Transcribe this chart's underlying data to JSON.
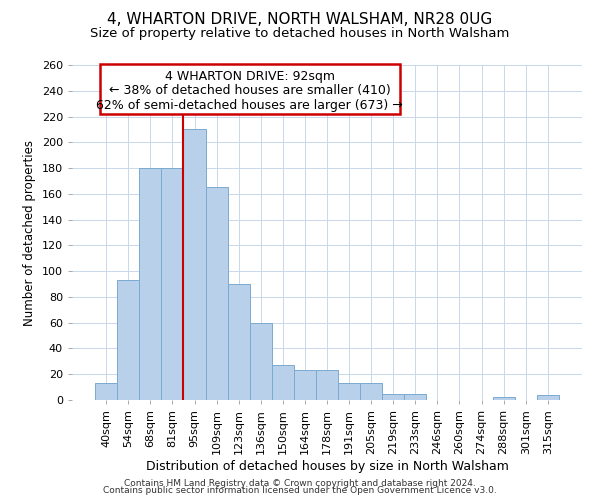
{
  "title": "4, WHARTON DRIVE, NORTH WALSHAM, NR28 0UG",
  "subtitle": "Size of property relative to detached houses in North Walsham",
  "xlabel": "Distribution of detached houses by size in North Walsham",
  "ylabel": "Number of detached properties",
  "footer1": "Contains HM Land Registry data © Crown copyright and database right 2024.",
  "footer2": "Contains public sector information licensed under the Open Government Licence v3.0.",
  "bar_labels": [
    "40sqm",
    "54sqm",
    "68sqm",
    "81sqm",
    "95sqm",
    "109sqm",
    "123sqm",
    "136sqm",
    "150sqm",
    "164sqm",
    "178sqm",
    "191sqm",
    "205sqm",
    "219sqm",
    "233sqm",
    "246sqm",
    "260sqm",
    "274sqm",
    "288sqm",
    "301sqm",
    "315sqm"
  ],
  "bar_values": [
    13,
    93,
    180,
    180,
    210,
    165,
    90,
    60,
    27,
    23,
    23,
    13,
    13,
    5,
    5,
    0,
    0,
    0,
    2,
    0,
    4
  ],
  "bar_color": "#b8d0ea",
  "bar_edge_color": "#7aaad0",
  "vline_x_index": 4,
  "vline_color": "#cc0000",
  "ylim": [
    0,
    260
  ],
  "yticks": [
    0,
    20,
    40,
    60,
    80,
    100,
    120,
    140,
    160,
    180,
    200,
    220,
    240,
    260
  ],
  "annotation_line1": "4 WHARTON DRIVE: 92sqm",
  "annotation_line2": "← 38% of detached houses are smaller (410)",
  "annotation_line3": "62% of semi-detached houses are larger (673) →",
  "background_color": "#ffffff",
  "grid_color": "#c8d8ea",
  "title_fontsize": 11,
  "subtitle_fontsize": 9.5,
  "xlabel_fontsize": 9,
  "ylabel_fontsize": 8.5,
  "tick_fontsize": 8,
  "ann_fontsize": 9,
  "footer_fontsize": 6.5
}
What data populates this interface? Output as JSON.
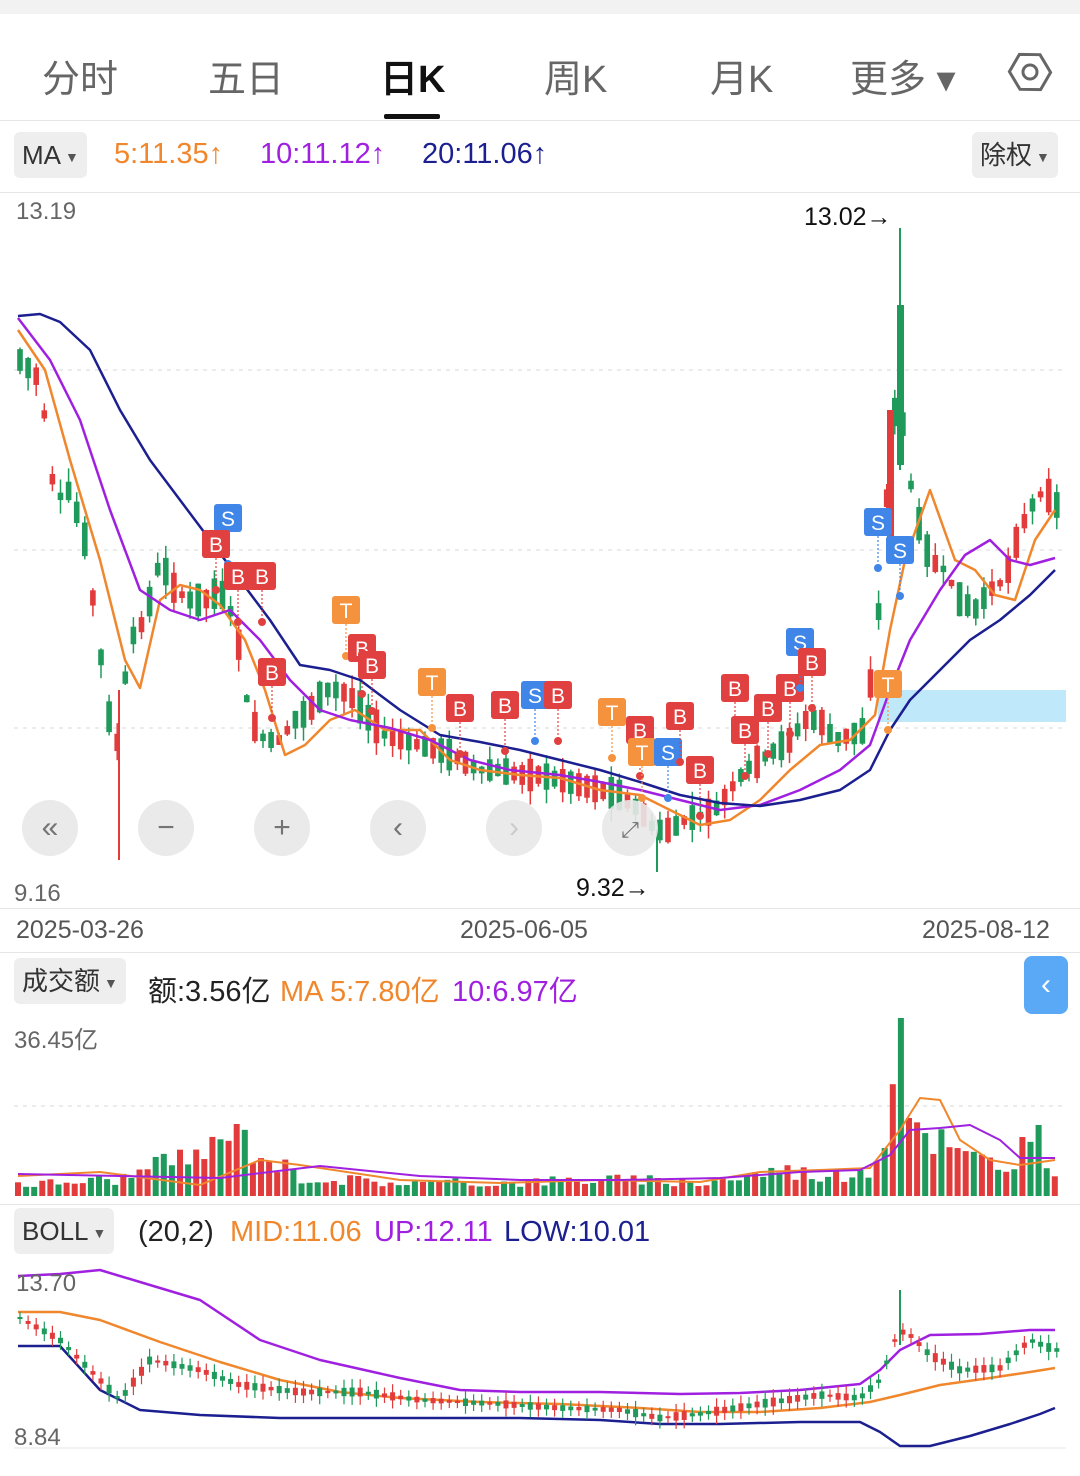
{
  "tabs": [
    {
      "label": "分时",
      "active": false
    },
    {
      "label": "五日",
      "active": false
    },
    {
      "label": "日K",
      "active": true
    },
    {
      "label": "周K",
      "active": false
    },
    {
      "label": "月K",
      "active": false
    },
    {
      "label": "更多 ▾",
      "active": false
    }
  ],
  "main": {
    "indicator": "MA",
    "ma5": "5:11.35↑",
    "ma10": "10:11.12↑",
    "ma20": "20:11.06↑",
    "adjust": "除权",
    "y_top": "13.19",
    "y_bottom": "9.16",
    "high_marker": "13.02→",
    "low_marker": "9.32→",
    "dates": [
      "2025-03-26",
      "2025-06-05",
      "2025-08-12"
    ]
  },
  "volume": {
    "indicator": "成交额",
    "amount": "额:3.56亿",
    "ma5": "MA 5:7.80亿",
    "ma10": "10:6.97亿",
    "y_top": "36.45亿"
  },
  "boll": {
    "indicator": "BOLL",
    "params": "(20,2)",
    "mid": "MID:11.06",
    "up": "UP:12.11",
    "low": "LOW:10.01",
    "y_top": "13.70",
    "y_bottom": "8.84"
  },
  "controls": [
    "fast-rewind",
    "zoom-out",
    "zoom-in",
    "previous",
    "next",
    "fullscreen"
  ],
  "colors": {
    "up": "#e23b3b",
    "down": "#1f9a5a",
    "ma5": "#f0872d",
    "ma10": "#a020e0",
    "ma20": "#1b1f8f",
    "buy": "#e04040",
    "sell": "#3f86e8",
    "t": "#f5923e"
  },
  "chart_data": {
    "type": "candlestick",
    "y_range": [
      9.16,
      13.19
    ],
    "high": 13.02,
    "low": 9.32,
    "volume_max": "36.45亿",
    "boll_range": [
      8.84,
      13.7
    ],
    "signals": [
      "S",
      "B",
      "B",
      "B",
      "B",
      "T",
      "B",
      "B",
      "T",
      "B",
      "B",
      "S",
      "B",
      "T",
      "B",
      "T",
      "S",
      "B",
      "B",
      "B",
      "B",
      "B",
      "B",
      "S",
      "B",
      "S",
      "S",
      "T"
    ]
  }
}
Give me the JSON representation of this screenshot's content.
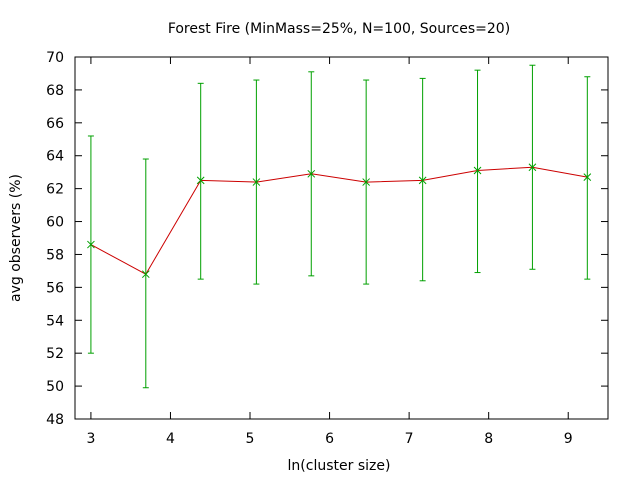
{
  "chart_data": {
    "type": "line",
    "title": "Forest Fire (MinMass=25%, N=100, Sources=20)",
    "xlabel": "ln(cluster size)",
    "ylabel": "avg observers (%)",
    "xlim": [
      2.8,
      9.5
    ],
    "ylim": [
      48,
      70
    ],
    "x_ticks": [
      3,
      4,
      5,
      6,
      7,
      8,
      9
    ],
    "y_ticks": [
      48,
      50,
      52,
      54,
      56,
      58,
      60,
      62,
      64,
      66,
      68,
      70
    ],
    "grid": false,
    "legend": "none",
    "series": [
      {
        "line_color": "#cc0000",
        "marker_color": "#00a000",
        "errorbar_color": "#00a000",
        "x": [
          3.0,
          3.69,
          4.38,
          5.08,
          5.77,
          6.46,
          7.17,
          7.86,
          8.55,
          9.24
        ],
        "y": [
          58.6,
          56.8,
          62.5,
          62.4,
          62.9,
          62.4,
          62.5,
          63.1,
          63.3,
          62.7
        ],
        "err_low": [
          52.0,
          49.9,
          56.5,
          56.2,
          56.7,
          56.2,
          56.4,
          56.9,
          57.1,
          56.5
        ],
        "err_high": [
          65.2,
          63.8,
          68.4,
          68.6,
          69.1,
          68.6,
          68.7,
          69.2,
          69.5,
          68.8
        ]
      }
    ]
  }
}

_ _ _ _ _

Skip the images and write out the rest of the listing exactly.

== Solution to the problem ==
Transcribe this chart's underlying data to JSON.
{
  "title": "4, WHARTON DRIVE, NORTH WALSHAM, NR28 0UG",
  "subtitle": "Size of property relative to detached houses in North Walsham",
  "xlabel": "Distribution of detached houses by size in North Walsham",
  "ylabel": "Number of detached properties",
  "footer1": "Contains HM Land Registry data © Crown copyright and database right 2024.",
  "footer2": "Contains public sector information licensed under the Open Government Licence v3.0.",
  "bar_labels": [
    "40sqm",
    "54sqm",
    "68sqm",
    "81sqm",
    "95sqm",
    "109sqm",
    "123sqm",
    "136sqm",
    "150sqm",
    "164sqm",
    "178sqm",
    "191sqm",
    "205sqm",
    "219sqm",
    "233sqm",
    "246sqm",
    "260sqm",
    "274sqm",
    "288sqm",
    "301sqm",
    "315sqm"
  ],
  "bar_values": [
    13,
    93,
    180,
    180,
    210,
    165,
    90,
    60,
    27,
    23,
    23,
    13,
    13,
    5,
    5,
    0,
    0,
    0,
    2,
    0,
    4
  ],
  "bar_color": "#b8d0ea",
  "bar_edge_color": "#7aaad0",
  "vline_x_index": 4,
  "vline_color": "#cc0000",
  "ylim": [
    0,
    260
  ],
  "yticks": [
    0,
    20,
    40,
    60,
    80,
    100,
    120,
    140,
    160,
    180,
    200,
    220,
    240,
    260
  ],
  "annotation_line1": "4 WHARTON DRIVE: 92sqm",
  "annotation_line2": "← 38% of detached houses are smaller (410)",
  "annotation_line3": "62% of semi-detached houses are larger (673) →",
  "background_color": "#ffffff",
  "grid_color": "#c8d8ea",
  "title_fontsize": 11,
  "subtitle_fontsize": 9.5,
  "xlabel_fontsize": 9,
  "ylabel_fontsize": 8.5,
  "tick_fontsize": 8,
  "ann_fontsize": 9,
  "footer_fontsize": 6.5
}
What data populates this interface? Output as JSON.
{
  "tabs": [
    {
      "label": "分时",
      "active": false
    },
    {
      "label": "五日",
      "active": false
    },
    {
      "label": "日K",
      "active": true
    },
    {
      "label": "周K",
      "active": false
    },
    {
      "label": "月K",
      "active": false
    },
    {
      "label": "更多 ▾",
      "active": false
    }
  ],
  "main": {
    "indicator": "MA",
    "ma5": "5:11.35↑",
    "ma10": "10:11.12↑",
    "ma20": "20:11.06↑",
    "adjust": "除权",
    "y_top": "13.19",
    "y_bottom": "9.16",
    "high_marker": "13.02→",
    "low_marker": "9.32→",
    "dates": [
      "2025-03-26",
      "2025-06-05",
      "2025-08-12"
    ]
  },
  "volume": {
    "indicator": "成交额",
    "amount": "额:3.56亿",
    "ma5": "MA 5:7.80亿",
    "ma10": "10:6.97亿",
    "y_top": "36.45亿"
  },
  "boll": {
    "indicator": "BOLL",
    "params": "(20,2)",
    "mid": "MID:11.06",
    "up": "UP:12.11",
    "low": "LOW:10.01",
    "y_top": "13.70",
    "y_bottom": "8.84"
  },
  "controls": [
    "fast-rewind",
    "zoom-out",
    "zoom-in",
    "previous",
    "next",
    "fullscreen"
  ],
  "colors": {
    "up": "#e23b3b",
    "down": "#1f9a5a",
    "ma5": "#f0872d",
    "ma10": "#a020e0",
    "ma20": "#1b1f8f",
    "buy": "#e04040",
    "sell": "#3f86e8",
    "t": "#f5923e"
  },
  "chart_data": {
    "type": "candlestick",
    "y_range": [
      9.16,
      13.19
    ],
    "high": 13.02,
    "low": 9.32,
    "volume_max": "36.45亿",
    "boll_range": [
      8.84,
      13.7
    ],
    "signals": [
      "S",
      "B",
      "B",
      "B",
      "B",
      "T",
      "B",
      "B",
      "T",
      "B",
      "B",
      "S",
      "B",
      "T",
      "B",
      "T",
      "S",
      "B",
      "B",
      "B",
      "B",
      "B",
      "B",
      "S",
      "B",
      "S",
      "S",
      "T"
    ]
  }
}
Give me the JSON representation of this screenshot's content.
{
  "chart_data": {
    "type": "line",
    "title": "Forest Fire (MinMass=25%, N=100, Sources=20)",
    "xlabel": "ln(cluster size)",
    "ylabel": "avg observers (%)",
    "xlim": [
      2.8,
      9.5
    ],
    "ylim": [
      48,
      70
    ],
    "x_ticks": [
      3,
      4,
      5,
      6,
      7,
      8,
      9
    ],
    "y_ticks": [
      48,
      50,
      52,
      54,
      56,
      58,
      60,
      62,
      64,
      66,
      68,
      70
    ],
    "grid": false,
    "legend": "none",
    "series": [
      {
        "line_color": "#cc0000",
        "marker_color": "#00a000",
        "errorbar_color": "#00a000",
        "x": [
          3.0,
          3.69,
          4.38,
          5.08,
          5.77,
          6.46,
          7.17,
          7.86,
          8.55,
          9.24
        ],
        "y": [
          58.6,
          56.8,
          62.5,
          62.4,
          62.9,
          62.4,
          62.5,
          63.1,
          63.3,
          62.7
        ],
        "err_low": [
          52.0,
          49.9,
          56.5,
          56.2,
          56.7,
          56.2,
          56.4,
          56.9,
          57.1,
          56.5
        ],
        "err_high": [
          65.2,
          63.8,
          68.4,
          68.6,
          69.1,
          68.6,
          68.7,
          69.2,
          69.5,
          68.8
        ]
      }
    ]
  }
}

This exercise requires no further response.